**Goal**. For the material that follows, list every line containing the word "from".

**Given records**.
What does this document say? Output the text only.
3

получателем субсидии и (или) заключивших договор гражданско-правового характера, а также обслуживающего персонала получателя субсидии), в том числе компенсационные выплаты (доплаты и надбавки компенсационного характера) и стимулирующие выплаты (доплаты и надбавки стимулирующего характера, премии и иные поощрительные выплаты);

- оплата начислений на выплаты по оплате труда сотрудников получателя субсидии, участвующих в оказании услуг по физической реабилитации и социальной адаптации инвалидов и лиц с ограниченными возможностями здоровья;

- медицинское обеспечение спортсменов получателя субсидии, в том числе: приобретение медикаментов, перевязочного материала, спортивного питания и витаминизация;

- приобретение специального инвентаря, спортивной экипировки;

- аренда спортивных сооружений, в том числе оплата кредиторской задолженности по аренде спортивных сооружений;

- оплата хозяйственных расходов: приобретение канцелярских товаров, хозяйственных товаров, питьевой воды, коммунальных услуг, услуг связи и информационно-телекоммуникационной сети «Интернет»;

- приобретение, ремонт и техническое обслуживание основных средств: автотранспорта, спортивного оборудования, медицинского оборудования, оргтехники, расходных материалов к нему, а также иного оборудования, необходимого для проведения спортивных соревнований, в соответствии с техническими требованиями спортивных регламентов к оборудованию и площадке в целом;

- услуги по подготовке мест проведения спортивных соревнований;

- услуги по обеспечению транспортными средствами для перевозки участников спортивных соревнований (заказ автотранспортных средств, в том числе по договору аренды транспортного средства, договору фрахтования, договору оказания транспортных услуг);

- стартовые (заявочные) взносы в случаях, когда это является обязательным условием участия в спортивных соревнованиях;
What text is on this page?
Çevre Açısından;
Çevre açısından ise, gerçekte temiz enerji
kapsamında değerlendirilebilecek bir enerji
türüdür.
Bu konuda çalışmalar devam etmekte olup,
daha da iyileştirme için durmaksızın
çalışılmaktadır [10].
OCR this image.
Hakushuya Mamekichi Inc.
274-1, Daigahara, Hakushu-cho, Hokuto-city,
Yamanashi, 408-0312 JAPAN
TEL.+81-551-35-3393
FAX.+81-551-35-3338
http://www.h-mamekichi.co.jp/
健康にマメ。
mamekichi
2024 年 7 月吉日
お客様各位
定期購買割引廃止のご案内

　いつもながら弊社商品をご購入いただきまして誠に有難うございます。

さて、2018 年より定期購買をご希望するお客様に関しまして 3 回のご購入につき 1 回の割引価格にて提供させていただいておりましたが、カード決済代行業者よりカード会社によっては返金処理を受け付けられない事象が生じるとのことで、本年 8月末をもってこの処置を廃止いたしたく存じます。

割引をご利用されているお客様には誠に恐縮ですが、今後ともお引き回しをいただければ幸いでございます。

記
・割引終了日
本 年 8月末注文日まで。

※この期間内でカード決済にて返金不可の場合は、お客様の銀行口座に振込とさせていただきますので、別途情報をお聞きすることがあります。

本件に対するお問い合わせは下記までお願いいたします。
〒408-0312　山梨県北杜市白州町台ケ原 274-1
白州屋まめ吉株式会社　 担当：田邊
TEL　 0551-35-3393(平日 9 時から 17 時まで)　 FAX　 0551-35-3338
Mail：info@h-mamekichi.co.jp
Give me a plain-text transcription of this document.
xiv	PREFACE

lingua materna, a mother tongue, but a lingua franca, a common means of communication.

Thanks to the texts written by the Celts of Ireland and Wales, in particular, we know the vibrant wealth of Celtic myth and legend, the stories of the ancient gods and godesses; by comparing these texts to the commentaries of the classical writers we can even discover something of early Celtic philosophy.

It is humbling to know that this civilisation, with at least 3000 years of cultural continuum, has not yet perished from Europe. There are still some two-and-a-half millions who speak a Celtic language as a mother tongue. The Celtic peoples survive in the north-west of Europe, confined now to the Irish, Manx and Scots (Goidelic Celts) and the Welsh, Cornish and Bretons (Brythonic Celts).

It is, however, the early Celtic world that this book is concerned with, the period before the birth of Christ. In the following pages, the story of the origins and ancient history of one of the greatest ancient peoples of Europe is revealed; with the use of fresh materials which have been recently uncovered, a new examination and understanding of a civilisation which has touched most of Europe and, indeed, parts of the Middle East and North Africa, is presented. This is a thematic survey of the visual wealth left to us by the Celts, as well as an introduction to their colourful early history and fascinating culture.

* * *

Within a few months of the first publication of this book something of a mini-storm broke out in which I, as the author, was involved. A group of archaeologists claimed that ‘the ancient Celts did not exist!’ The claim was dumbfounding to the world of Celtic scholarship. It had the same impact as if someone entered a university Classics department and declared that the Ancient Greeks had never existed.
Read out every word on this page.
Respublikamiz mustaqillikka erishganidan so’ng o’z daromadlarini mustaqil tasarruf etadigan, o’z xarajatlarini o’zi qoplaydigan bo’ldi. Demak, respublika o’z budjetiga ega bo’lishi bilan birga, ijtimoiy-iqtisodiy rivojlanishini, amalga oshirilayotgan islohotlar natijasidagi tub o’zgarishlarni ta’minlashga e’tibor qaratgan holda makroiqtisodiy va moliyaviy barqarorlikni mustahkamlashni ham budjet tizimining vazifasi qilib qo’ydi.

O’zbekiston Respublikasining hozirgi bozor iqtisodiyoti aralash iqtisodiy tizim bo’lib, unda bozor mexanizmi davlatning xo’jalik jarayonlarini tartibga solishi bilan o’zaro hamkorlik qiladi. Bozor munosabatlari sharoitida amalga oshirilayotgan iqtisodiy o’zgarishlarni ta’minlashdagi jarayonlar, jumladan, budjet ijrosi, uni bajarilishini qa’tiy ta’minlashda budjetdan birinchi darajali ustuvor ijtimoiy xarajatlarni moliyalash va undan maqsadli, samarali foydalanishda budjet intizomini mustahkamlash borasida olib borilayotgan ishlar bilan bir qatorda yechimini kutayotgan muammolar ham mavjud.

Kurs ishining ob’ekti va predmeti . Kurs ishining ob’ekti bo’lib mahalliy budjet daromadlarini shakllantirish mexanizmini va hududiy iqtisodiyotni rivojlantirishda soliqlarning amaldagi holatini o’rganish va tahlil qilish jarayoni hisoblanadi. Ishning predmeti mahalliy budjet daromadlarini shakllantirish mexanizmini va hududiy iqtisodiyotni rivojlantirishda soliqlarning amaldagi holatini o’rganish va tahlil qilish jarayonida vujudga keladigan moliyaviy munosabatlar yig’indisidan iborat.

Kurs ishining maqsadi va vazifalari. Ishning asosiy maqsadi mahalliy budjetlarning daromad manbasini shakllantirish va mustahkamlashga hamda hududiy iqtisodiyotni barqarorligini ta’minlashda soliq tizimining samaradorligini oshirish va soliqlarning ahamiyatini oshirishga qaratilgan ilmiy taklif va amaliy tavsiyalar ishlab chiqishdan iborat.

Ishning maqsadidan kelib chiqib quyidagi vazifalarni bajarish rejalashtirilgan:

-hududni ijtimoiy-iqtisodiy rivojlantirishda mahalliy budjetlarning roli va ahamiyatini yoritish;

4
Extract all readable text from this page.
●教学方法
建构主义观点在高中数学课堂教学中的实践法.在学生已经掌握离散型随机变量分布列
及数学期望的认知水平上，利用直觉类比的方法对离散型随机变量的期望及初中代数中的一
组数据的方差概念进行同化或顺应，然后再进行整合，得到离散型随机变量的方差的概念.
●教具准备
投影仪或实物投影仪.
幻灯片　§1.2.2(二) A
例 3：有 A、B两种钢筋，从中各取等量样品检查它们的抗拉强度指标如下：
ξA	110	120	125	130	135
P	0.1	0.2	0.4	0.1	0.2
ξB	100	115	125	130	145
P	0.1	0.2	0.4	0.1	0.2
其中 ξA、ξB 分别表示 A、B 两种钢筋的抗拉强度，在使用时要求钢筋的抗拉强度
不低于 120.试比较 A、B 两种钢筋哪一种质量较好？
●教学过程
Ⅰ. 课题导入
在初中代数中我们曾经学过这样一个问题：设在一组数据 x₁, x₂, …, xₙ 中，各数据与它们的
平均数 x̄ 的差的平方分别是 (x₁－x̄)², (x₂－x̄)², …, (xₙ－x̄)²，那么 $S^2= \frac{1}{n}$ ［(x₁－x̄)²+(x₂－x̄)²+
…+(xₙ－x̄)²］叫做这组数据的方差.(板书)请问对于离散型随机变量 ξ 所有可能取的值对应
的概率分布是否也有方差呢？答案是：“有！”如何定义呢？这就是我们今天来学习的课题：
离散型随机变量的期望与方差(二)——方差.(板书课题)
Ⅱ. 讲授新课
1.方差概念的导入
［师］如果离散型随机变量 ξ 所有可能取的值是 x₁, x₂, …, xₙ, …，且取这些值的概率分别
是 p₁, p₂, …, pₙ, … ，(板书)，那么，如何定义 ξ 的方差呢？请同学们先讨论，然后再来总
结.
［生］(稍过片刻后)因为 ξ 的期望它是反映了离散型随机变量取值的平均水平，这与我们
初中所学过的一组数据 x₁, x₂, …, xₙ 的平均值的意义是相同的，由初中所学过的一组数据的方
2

**Exercise answer**.
It is humbling to know that this civilisation, with at least 3000 years of cultural continuum, has not yet perished from Europe. There are still some two-and-a-half millions who speak a Celtic language as a mother tongue. The Celtic peoples survive in the north-west of Europe, confined now to the Irish, Manx and Scots (Goidelic Celts) and the Welsh, Cornish and Bretons (Brythonic Celts).
Extract all readable text from this page.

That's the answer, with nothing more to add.